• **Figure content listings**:
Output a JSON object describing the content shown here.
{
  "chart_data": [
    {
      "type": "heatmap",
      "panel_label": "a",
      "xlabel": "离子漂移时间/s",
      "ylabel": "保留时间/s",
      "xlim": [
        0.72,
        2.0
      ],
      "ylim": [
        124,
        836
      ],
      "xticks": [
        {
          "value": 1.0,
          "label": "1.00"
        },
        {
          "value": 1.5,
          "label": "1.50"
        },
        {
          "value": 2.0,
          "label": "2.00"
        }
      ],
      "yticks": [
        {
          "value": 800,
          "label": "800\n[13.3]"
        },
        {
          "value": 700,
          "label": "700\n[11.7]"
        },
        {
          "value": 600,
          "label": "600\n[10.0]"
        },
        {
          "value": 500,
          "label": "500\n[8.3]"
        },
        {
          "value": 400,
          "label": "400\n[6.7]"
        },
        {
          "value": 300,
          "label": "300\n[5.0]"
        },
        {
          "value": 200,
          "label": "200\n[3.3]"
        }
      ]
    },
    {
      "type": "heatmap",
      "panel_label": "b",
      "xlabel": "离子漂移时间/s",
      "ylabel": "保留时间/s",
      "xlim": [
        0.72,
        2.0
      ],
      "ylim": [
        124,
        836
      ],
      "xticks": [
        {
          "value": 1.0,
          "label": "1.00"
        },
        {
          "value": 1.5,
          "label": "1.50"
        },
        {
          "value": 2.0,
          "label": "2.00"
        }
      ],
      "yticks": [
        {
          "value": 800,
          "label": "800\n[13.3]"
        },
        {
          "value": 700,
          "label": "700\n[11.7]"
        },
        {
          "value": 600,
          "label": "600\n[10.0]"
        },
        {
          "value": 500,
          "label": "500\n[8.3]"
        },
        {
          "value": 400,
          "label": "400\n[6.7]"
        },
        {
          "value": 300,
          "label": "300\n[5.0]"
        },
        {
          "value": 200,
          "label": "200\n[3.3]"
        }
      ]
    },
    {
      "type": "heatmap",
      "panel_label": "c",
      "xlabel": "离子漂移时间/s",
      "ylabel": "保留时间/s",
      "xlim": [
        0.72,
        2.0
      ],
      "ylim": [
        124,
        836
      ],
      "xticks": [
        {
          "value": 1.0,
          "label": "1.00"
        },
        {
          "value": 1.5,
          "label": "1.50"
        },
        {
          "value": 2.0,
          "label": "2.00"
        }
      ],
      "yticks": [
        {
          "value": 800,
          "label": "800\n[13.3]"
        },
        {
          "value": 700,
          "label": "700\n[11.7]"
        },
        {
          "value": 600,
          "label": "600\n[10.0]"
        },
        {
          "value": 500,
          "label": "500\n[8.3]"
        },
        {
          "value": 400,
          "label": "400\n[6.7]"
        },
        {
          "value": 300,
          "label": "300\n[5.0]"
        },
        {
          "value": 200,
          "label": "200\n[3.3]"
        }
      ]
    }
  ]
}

• **Objective**: Extract the full listing above without alteration.

• **Correct answer**:
Output a JSON object describing the content shown here.
{
  "chart_data": [
    {
      "type": "heatmap",
      "panel_label": "a",
      "xlabel": "离子漂移时间/s",
      "ylabel": "保留时间/s",
      "xlim": [
        0.72,
        2.0
      ],
      "ylim": [
        124,
        836
      ],
      "xticks": [
        {
          "value": 1.0,
          "label": "1.00"
        },
        {
          "value": 1.5,
          "label": "1.50"
        },
        {
          "value": 2.0,
          "label": "2.00"
        }
      ],
      "yticks": [
        {
          "value": 800,
          "label": "800\n[13.3]"
        },
        {
          "value": 700,
          "label": "700\n[11.7]"
        },
        {
          "value": 600,
          "label": "600\n[10.0]"
        },
        {
          "value": 500,
          "label": "500\n[8.3]"
        },
        {
          "value": 400,
          "label": "400\n[6.7]"
        },
        {
          "value": 300,
          "label": "300\n[5.0]"
        },
        {
          "value": 200,
          "label": "200\n[3.3]"
        }
      ]
    },
    {
      "type": "heatmap",
      "panel_label": "b",
      "xlabel": "离子漂移时间/s",
      "ylabel": "保留时间/s",
      "xlim": [
        0.72,
        2.0
      ],
      "ylim": [
        124,
        836
      ],
      "xticks": [
        {
          "value": 1.0,
          "label": "1.00"
        },
        {
          "value": 1.5,
          "label": "1.50"
        },
        {
          "value": 2.0,
          "label": "2.00"
        }
      ],
      "yticks": [
        {
          "value": 800,
          "label": "800\n[13.3]"
        },
        {
          "value": 700,
          "label": "700\n[11.7]"
        },
        {
          "value": 600,
          "label": "600\n[10.0]"
        },
        {
          "value": 500,
          "label": "500\n[8.3]"
        },
        {
          "value": 400,
          "label": "400\n[6.7]"
        },
        {
          "value": 300,
          "label": "300\n[5.0]"
        },
        {
          "value": 200,
          "label": "200\n[3.3]"
        }
      ]
    },
    {
      "type": "heatmap",
      "panel_label": "c",
      "xlabel": "离子漂移时间/s",
      "ylabel": "保留时间/s",
      "xlim": [
        0.72,
        2.0
      ],
      "ylim": [
        124,
        836
      ],
      "xticks": [
        {
          "value": 1.0,
          "label": "1.00"
        },
        {
          "value": 1.5,
          "label": "1.50"
        },
        {
          "value": 2.0,
          "label": "2.00"
        }
      ],
      "yticks": [
        {
          "value": 800,
          "label": "800\n[13.3]"
        },
        {
          "value": 700,
          "label": "700\n[11.7]"
        },
        {
          "value": 600,
          "label": "600\n[10.0]"
        },
        {
          "value": 500,
          "label": "500\n[8.3]"
        },
        {
          "value": 400,
          "label": "400\n[6.7]"
        },
        {
          "value": 300,
          "label": "300\n[5.0]"
        },
        {
          "value": 200,
          "label": "200\n[3.3]"
        }
      ]
    }
  ]
}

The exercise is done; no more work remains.